[Data entries]
···

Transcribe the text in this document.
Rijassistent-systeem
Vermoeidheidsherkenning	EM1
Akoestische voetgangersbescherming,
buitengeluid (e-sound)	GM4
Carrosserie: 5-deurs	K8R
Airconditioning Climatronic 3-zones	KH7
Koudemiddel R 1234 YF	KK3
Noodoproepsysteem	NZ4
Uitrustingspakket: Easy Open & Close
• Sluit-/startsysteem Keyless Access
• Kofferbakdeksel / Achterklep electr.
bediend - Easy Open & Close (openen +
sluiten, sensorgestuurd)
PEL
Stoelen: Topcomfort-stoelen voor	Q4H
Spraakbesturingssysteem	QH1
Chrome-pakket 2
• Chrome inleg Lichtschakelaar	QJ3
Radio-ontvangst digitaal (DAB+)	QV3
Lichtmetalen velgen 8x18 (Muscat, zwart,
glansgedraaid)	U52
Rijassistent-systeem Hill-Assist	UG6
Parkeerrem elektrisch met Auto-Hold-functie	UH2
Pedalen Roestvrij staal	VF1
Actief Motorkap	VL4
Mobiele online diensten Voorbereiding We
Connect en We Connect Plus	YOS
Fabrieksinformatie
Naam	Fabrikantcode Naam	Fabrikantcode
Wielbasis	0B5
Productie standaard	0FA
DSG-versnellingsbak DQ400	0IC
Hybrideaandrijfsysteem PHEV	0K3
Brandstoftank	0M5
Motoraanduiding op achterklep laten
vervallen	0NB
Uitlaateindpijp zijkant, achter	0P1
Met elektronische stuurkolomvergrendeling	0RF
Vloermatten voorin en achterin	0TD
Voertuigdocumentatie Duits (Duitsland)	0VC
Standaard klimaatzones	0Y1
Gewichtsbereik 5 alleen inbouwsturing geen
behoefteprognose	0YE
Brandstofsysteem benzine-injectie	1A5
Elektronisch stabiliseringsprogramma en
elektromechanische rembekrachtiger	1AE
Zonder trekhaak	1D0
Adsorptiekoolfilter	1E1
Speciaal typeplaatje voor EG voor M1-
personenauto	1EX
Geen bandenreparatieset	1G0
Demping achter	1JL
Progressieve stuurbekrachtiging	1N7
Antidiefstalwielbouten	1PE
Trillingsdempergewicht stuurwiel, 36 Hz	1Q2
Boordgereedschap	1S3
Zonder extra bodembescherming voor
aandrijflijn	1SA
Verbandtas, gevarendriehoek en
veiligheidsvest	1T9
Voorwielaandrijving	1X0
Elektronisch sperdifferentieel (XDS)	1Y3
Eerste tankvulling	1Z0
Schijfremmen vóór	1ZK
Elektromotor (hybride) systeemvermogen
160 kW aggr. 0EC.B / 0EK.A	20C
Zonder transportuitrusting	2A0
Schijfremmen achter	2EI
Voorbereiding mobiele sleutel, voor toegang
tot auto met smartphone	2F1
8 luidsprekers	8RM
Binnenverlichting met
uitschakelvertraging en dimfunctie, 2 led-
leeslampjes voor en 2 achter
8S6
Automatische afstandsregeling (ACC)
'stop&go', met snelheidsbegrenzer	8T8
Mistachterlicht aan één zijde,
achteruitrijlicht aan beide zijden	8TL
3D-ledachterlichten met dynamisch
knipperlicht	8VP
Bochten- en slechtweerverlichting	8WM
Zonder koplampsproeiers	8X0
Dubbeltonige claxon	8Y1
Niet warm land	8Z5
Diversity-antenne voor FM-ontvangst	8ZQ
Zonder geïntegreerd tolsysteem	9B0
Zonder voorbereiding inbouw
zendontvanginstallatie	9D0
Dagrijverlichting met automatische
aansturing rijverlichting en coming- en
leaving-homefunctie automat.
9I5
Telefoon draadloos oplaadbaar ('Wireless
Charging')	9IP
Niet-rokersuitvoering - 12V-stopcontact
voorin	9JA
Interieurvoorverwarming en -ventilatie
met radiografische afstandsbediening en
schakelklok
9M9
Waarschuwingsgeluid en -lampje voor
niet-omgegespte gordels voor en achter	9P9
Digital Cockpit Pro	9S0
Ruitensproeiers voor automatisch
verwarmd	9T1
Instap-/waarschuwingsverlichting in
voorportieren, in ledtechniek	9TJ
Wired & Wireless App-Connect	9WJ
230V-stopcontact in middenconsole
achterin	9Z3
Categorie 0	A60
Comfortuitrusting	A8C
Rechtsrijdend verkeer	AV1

···

== TASK PROMPT ==
Go back to the listing above and please repeat it exactly.

== REPLY ==
Transcribe the text in this document.
Rijassistent-systeem
Vermoeidheidsherkenning	EM1
Akoestische voetgangersbescherming,
buitengeluid (e-sound)	GM4
Carrosserie: 5-deurs	K8R
Airconditioning Climatronic 3-zones	KH7
Koudemiddel R 1234 YF	KK3
Noodoproepsysteem	NZ4
Uitrustingspakket: Easy Open & Close
• Sluit-/startsysteem Keyless Access
• Kofferbakdeksel / Achterklep electr.
bediend - Easy Open & Close (openen +
sluiten, sensorgestuurd)
PEL
Stoelen: Topcomfort-stoelen voor	Q4H
Spraakbesturingssysteem	QH1
Chrome-pakket 2
• Chrome inleg Lichtschakelaar	QJ3
Radio-ontvangst digitaal (DAB+)	QV3
Lichtmetalen velgen 8x18 (Muscat, zwart,
glansgedraaid)	U52
Rijassistent-systeem Hill-Assist	UG6
Parkeerrem elektrisch met Auto-Hold-functie	UH2
Pedalen Roestvrij staal	VF1
Actief Motorkap	VL4
Mobiele online diensten Voorbereiding We
Connect en We Connect Plus	YOS
Fabrieksinformatie
Naam	Fabrikantcode Naam	Fabrikantcode
Wielbasis	0B5
Productie standaard	0FA
DSG-versnellingsbak DQ400	0IC
Hybrideaandrijfsysteem PHEV	0K3
Brandstoftank	0M5
Motoraanduiding op achterklep laten
vervallen	0NB
Uitlaateindpijp zijkant, achter	0P1
Met elektronische stuurkolomvergrendeling	0RF
Vloermatten voorin en achterin	0TD
Voertuigdocumentatie Duits (Duitsland)	0VC
Standaard klimaatzones	0Y1
Gewichtsbereik 5 alleen inbouwsturing geen
behoefteprognose	0YE
Brandstofsysteem benzine-injectie	1A5
Elektronisch stabiliseringsprogramma en
elektromechanische rembekrachtiger	1AE
Zonder trekhaak	1D0
Adsorptiekoolfilter	1E1
Speciaal typeplaatje voor EG voor M1-
personenauto	1EX
Geen bandenreparatieset	1G0
Demping achter	1JL
Progressieve stuurbekrachtiging	1N7
Antidiefstalwielbouten	1PE
Trillingsdempergewicht stuurwiel, 36 Hz	1Q2
Boordgereedschap	1S3
Zonder extra bodembescherming voor
aandrijflijn	1SA
Verbandtas, gevarendriehoek en
veiligheidsvest	1T9
Voorwielaandrijving	1X0
Elektronisch sperdifferentieel (XDS)	1Y3
Eerste tankvulling	1Z0
Schijfremmen vóór	1ZK
Elektromotor (hybride) systeemvermogen
160 kW aggr. 0EC.B / 0EK.A	20C
Zonder transportuitrusting	2A0
Schijfremmen achter	2EI
Voorbereiding mobiele sleutel, voor toegang
tot auto met smartphone	2F1
8 luidsprekers	8RM
Binnenverlichting met
uitschakelvertraging en dimfunctie, 2 led-
leeslampjes voor en 2 achter
8S6
Automatische afstandsregeling (ACC)
'stop&go', met snelheidsbegrenzer	8T8
Mistachterlicht aan één zijde,
achteruitrijlicht aan beide zijden	8TL
3D-ledachterlichten met dynamisch
knipperlicht	8VP
Bochten- en slechtweerverlichting	8WM
Zonder koplampsproeiers	8X0
Dubbeltonige claxon	8Y1
Niet warm land	8Z5
Diversity-antenne voor FM-ontvangst	8ZQ
Zonder geïntegreerd tolsysteem	9B0
Zonder voorbereiding inbouw
zendontvanginstallatie	9D0
Dagrijverlichting met automatische
aansturing rijverlichting en coming- en
leaving-homefunctie automat.
9I5
Telefoon draadloos oplaadbaar ('Wireless
Charging')	9IP
Niet-rokersuitvoering - 12V-stopcontact
voorin	9JA
Interieurvoorverwarming en -ventilatie
met radiografische afstandsbediening en
schakelklok
9M9
Waarschuwingsgeluid en -lampje voor
niet-omgegespte gordels voor en achter	9P9
Digital Cockpit Pro	9S0
Ruitensproeiers voor automatisch
verwarmd	9T1
Instap-/waarschuwingsverlichting in
voorportieren, in ledtechniek	9TJ
Wired & Wireless App-Connect	9WJ
230V-stopcontact in middenconsole
achterin	9Z3
Categorie 0	A60
Comfortuitrusting	A8C
Rechtsrijdend verkeer	AV1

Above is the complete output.